==== Data provided ====

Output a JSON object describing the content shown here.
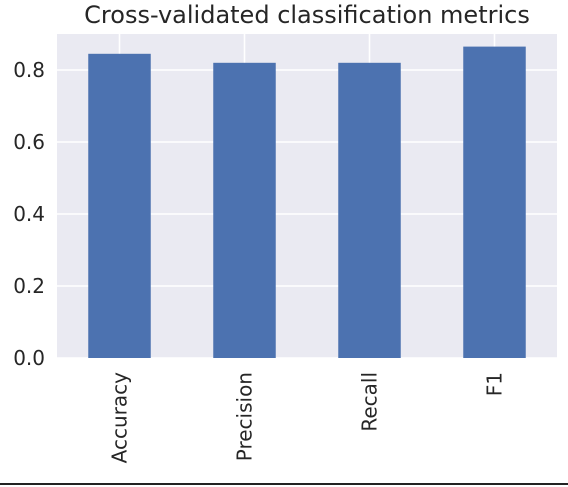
{
  "chart_data": {
    "type": "bar",
    "title": "Cross-validated classification metrics",
    "xlabel": "",
    "ylabel": "",
    "categories": [
      "Accuracy",
      "Precision",
      "Recall",
      "F1"
    ],
    "values": [
      0.845,
      0.82,
      0.82,
      0.865
    ],
    "ylim": [
      0,
      0.9
    ],
    "yticks": [
      "0.0",
      "0.2",
      "0.4",
      "0.6",
      "0.8"
    ],
    "ytick_values": [
      0,
      0.2,
      0.4,
      0.6,
      0.8
    ],
    "grid": true,
    "legend": "none",
    "bar_color": "#4c72b0",
    "plot_background": "#eaeaf2",
    "grid_color": "#ffffff"
  }
}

====

● **What is needed**:
All of the lines above should be printed exactly, minus the pictures.

● **Response**:
Output a JSON object describing the content shown here.
{
  "chart_data": {
    "type": "bar",
    "title": "Cross-validated classification metrics",
    "xlabel": "",
    "ylabel": "",
    "categories": [
      "Accuracy",
      "Precision",
      "Recall",
      "F1"
    ],
    "values": [
      0.845,
      0.82,
      0.82,
      0.865
    ],
    "ylim": [
      0,
      0.9
    ],
    "yticks": [
      "0.0",
      "0.2",
      "0.4",
      "0.6",
      "0.8"
    ],
    "ytick_values": [
      0,
      0.2,
      0.4,
      0.6,
      0.8
    ],
    "grid": true,
    "legend": "none",
    "bar_color": "#4c72b0",
    "plot_background": "#eaeaf2",
    "grid_color": "#ffffff"
  }
}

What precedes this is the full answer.